==== Information provided ====
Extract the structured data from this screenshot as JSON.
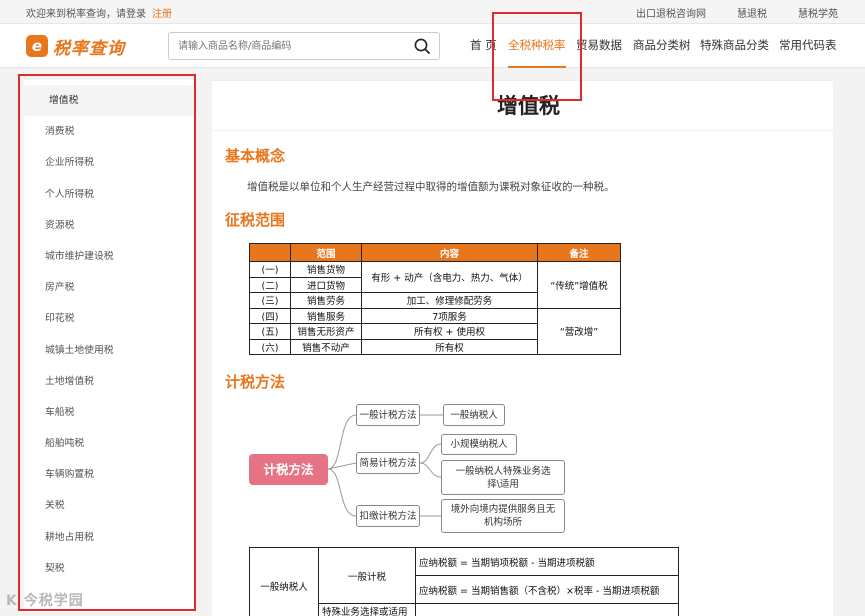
{
  "topbar": {
    "welcome": "欢迎来到税率查询，请登录",
    "register": "注册",
    "links": [
      "出口退税咨询网",
      "慧退税",
      "慧税学苑"
    ]
  },
  "header": {
    "logo_mark": "e",
    "logo_text": "税率查询",
    "search_placeholder": "请输入商品名称/商品编码",
    "nav": [
      "首 页",
      "全税种税率",
      "贸易数据",
      "商品分类树",
      "特殊商品分类",
      "常用代码表"
    ]
  },
  "sidebar": {
    "items": [
      "增值税",
      "消费税",
      "企业所得税",
      "个人所得税",
      "资源税",
      "城市维护建设税",
      "房产税",
      "印花税",
      "城镇土地使用税",
      "土地增值税",
      "车船税",
      "船舶吨税",
      "车辆购置税",
      "关税",
      "耕地占用税",
      "契税"
    ]
  },
  "content": {
    "title": "增值税",
    "section1": "基本概念",
    "concept": "增值税是以单位和个人生产经营过程中取得的增值额为课税对象征收的一种税。",
    "section2": "征税范围",
    "scope_table": {
      "headers": [
        "",
        "范围",
        "内容",
        "备注"
      ],
      "rows": [
        [
          "(一)",
          "销售货物"
        ],
        [
          "(二)",
          "进口货物"
        ],
        [
          "(三)",
          "销售劳务"
        ],
        [
          "(四)",
          "销售服务"
        ],
        [
          "(五)",
          "销售无形资产"
        ],
        [
          "(六)",
          "销售不动产"
        ]
      ],
      "content_goods": "有形 + 动产（含电力、热力、气体）",
      "content_labor": "加工、修理修配劳务",
      "content_service": "7项服务",
      "content_intangible": "所有权 + 使用权",
      "content_realestate": "所有权",
      "note_traditional": "“传统”增值税",
      "note_reform": "“营改增”"
    },
    "section3": "计税方法",
    "diagram": {
      "root": "计税方法",
      "m1": "一般计税方法",
      "m1_child": "一般纳税人",
      "m2": "简易计税方法",
      "m2_child1": "小规模纳税人",
      "m2_child2": "一般纳税人特殊业务选择\\适用",
      "m3": "扣缴计税方法",
      "m3_child": "境外向境内提供服务且无机构场所"
    },
    "calc_table": {
      "payer": "一般纳税人",
      "method": "一般计税",
      "formula1": "应纳税额 = 当期销项税额 - 当期进项税额",
      "formula2": "应纳税额 = 当期销售额（不含税）×税率 - 当期进项税额",
      "partial": "特殊业务选择或适用"
    }
  },
  "watermark": "K 今税学园"
}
====
» What is required: Using the material above, set down every line exactly, but skip the pictures.

» Output of the exercise:
Extract the structured data from this screenshot as JSON.
{
  "topbar": {
    "welcome": "欢迎来到税率查询，请登录",
    "register": "注册",
    "links": [
      "出口退税咨询网",
      "慧退税",
      "慧税学苑"
    ]
  },
  "header": {
    "logo_mark": "e",
    "logo_text": "税率查询",
    "search_placeholder": "请输入商品名称/商品编码",
    "nav": [
      "首 页",
      "全税种税率",
      "贸易数据",
      "商品分类树",
      "特殊商品分类",
      "常用代码表"
    ]
  },
  "sidebar": {
    "items": [
      "增值税",
      "消费税",
      "企业所得税",
      "个人所得税",
      "资源税",
      "城市维护建设税",
      "房产税",
      "印花税",
      "城镇土地使用税",
      "土地增值税",
      "车船税",
      "船舶吨税",
      "车辆购置税",
      "关税",
      "耕地占用税",
      "契税"
    ]
  },
  "content": {
    "title": "增值税",
    "section1": "基本概念",
    "concept": "增值税是以单位和个人生产经营过程中取得的增值额为课税对象征收的一种税。",
    "section2": "征税范围",
    "scope_table": {
      "headers": [
        "",
        "范围",
        "内容",
        "备注"
      ],
      "rows": [
        [
          "(一)",
          "销售货物"
        ],
        [
          "(二)",
          "进口货物"
        ],
        [
          "(三)",
          "销售劳务"
        ],
        [
          "(四)",
          "销售服务"
        ],
        [
          "(五)",
          "销售无形资产"
        ],
        [
          "(六)",
          "销售不动产"
        ]
      ],
      "content_goods": "有形 + 动产（含电力、热力、气体）",
      "content_labor": "加工、修理修配劳务",
      "content_service": "7项服务",
      "content_intangible": "所有权 + 使用权",
      "content_realestate": "所有权",
      "note_traditional": "“传统”增值税",
      "note_reform": "“营改增”"
    },
    "section3": "计税方法",
    "diagram": {
      "root": "计税方法",
      "m1": "一般计税方法",
      "m1_child": "一般纳税人",
      "m2": "简易计税方法",
      "m2_child1": "小规模纳税人",
      "m2_child2": "一般纳税人特殊业务选择\\适用",
      "m3": "扣缴计税方法",
      "m3_child": "境外向境内提供服务且无机构场所"
    },
    "calc_table": {
      "payer": "一般纳税人",
      "method": "一般计税",
      "formula1": "应纳税额 = 当期销项税额 - 当期进项税额",
      "formula2": "应纳税额 = 当期销售额（不含税）×税率 - 当期进项税额",
      "partial": "特殊业务选择或适用"
    }
  },
  "watermark": "K 今税学园"
}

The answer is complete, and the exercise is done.